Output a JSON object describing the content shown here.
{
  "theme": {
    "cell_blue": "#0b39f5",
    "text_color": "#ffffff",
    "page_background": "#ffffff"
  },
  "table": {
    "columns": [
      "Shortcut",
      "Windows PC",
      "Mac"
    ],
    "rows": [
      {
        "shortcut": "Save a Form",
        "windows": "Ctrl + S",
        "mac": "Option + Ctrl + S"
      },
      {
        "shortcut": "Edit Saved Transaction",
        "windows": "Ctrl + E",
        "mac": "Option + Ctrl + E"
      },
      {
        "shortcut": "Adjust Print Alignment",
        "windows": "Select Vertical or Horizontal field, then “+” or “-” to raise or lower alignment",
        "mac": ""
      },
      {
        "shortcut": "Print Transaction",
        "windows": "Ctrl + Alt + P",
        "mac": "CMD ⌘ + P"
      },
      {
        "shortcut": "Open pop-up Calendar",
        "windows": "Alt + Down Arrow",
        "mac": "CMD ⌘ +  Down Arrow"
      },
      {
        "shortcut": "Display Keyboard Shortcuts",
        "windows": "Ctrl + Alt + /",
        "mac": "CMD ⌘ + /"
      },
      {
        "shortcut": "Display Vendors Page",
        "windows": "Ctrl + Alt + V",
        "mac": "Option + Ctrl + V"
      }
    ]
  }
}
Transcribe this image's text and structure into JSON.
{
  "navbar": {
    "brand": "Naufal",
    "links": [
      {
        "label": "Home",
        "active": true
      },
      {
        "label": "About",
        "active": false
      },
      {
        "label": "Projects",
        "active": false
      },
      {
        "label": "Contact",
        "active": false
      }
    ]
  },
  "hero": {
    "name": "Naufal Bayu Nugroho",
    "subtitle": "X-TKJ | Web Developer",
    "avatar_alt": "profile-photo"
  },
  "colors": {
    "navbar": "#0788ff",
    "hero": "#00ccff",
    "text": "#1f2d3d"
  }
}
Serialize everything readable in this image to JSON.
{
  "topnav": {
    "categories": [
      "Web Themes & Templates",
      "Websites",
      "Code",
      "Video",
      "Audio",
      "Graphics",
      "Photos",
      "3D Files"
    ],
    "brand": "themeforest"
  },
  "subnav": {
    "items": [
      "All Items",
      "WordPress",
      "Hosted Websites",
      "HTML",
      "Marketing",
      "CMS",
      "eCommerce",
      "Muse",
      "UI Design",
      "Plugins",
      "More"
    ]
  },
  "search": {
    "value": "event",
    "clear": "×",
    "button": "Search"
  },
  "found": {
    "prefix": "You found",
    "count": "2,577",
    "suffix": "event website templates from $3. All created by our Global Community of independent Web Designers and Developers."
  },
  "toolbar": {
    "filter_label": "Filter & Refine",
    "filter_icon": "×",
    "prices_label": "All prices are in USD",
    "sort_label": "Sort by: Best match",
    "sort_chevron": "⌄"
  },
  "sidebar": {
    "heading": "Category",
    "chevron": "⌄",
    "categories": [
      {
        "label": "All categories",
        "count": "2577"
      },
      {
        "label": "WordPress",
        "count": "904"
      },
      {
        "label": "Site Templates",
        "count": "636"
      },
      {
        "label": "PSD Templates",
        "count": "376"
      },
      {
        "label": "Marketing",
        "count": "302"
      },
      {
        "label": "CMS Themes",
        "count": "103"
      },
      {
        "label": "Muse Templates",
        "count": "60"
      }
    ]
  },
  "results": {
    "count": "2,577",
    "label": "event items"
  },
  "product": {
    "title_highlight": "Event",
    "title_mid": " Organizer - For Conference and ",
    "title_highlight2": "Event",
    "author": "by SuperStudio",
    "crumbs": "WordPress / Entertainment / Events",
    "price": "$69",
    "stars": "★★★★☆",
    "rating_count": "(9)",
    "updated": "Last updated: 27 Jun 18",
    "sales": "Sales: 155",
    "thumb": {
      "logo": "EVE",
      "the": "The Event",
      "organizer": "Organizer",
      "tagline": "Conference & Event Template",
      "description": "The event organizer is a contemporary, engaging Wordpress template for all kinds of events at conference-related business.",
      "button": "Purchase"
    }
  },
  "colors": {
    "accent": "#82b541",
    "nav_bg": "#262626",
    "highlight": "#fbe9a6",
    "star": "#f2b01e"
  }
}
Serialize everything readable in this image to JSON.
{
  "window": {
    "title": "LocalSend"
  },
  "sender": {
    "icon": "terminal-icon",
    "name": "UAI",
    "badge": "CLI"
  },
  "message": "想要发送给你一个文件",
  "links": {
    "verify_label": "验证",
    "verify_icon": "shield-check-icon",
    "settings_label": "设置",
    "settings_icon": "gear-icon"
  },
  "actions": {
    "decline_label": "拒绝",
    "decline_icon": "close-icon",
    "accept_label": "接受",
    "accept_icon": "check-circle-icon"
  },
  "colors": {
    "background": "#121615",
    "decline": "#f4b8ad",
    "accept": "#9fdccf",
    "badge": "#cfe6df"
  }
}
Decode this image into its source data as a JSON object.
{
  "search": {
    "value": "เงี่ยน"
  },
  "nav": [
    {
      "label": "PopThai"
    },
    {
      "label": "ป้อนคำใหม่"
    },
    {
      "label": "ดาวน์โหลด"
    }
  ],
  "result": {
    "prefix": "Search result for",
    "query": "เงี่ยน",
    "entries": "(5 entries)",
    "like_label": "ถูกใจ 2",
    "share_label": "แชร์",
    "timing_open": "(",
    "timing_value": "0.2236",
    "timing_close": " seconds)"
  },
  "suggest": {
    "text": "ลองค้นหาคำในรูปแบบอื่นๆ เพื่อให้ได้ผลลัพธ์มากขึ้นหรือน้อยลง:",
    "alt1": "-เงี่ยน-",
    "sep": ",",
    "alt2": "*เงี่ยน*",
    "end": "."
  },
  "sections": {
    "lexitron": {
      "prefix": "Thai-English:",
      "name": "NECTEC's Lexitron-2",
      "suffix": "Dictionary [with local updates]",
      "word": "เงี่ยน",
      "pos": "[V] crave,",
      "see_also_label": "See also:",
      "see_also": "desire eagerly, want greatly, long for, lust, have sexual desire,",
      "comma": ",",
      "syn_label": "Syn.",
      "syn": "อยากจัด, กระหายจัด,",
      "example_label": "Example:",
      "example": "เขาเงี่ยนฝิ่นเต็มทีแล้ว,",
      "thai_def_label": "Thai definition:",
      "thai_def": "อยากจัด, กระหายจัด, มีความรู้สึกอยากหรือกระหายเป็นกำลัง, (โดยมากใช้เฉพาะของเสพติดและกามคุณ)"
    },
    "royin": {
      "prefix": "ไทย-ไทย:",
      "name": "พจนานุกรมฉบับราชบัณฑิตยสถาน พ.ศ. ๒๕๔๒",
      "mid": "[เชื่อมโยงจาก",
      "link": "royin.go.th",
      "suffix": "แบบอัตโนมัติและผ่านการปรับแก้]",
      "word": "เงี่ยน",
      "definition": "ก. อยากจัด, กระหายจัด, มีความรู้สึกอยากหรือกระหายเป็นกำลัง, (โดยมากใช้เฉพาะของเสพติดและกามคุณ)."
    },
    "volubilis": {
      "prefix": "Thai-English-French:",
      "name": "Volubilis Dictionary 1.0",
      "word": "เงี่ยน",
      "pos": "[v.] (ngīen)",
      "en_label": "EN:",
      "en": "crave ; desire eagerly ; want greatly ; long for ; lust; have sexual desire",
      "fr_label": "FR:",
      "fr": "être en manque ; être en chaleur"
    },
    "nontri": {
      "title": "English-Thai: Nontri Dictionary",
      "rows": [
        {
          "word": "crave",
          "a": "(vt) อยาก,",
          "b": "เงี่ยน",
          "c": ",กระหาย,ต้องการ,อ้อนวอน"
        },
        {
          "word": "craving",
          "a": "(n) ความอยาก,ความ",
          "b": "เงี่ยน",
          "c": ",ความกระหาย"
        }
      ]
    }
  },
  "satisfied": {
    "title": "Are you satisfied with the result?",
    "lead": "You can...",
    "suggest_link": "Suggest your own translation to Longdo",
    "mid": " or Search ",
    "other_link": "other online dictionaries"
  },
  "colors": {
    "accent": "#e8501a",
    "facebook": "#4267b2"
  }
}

* _Your objective_
Gather from the entries above all lines that include the string "นกำล".

* _Exercise response_
      "thai_def": "อยากจัด, กระหายจัด, มีความรู้สึกอยากหรือกระหายเป็นกำลัง, (โดยมากใช้เฉพาะของเสพติดและกามคุณ)"
      "definition": "ก. อยากจัด, กระหายจัด, มีความรู้สึกอยากหรือกระหายเป็นกำลัง, (โดยมากใช้เฉพาะของเสพติดและกามคุณ)."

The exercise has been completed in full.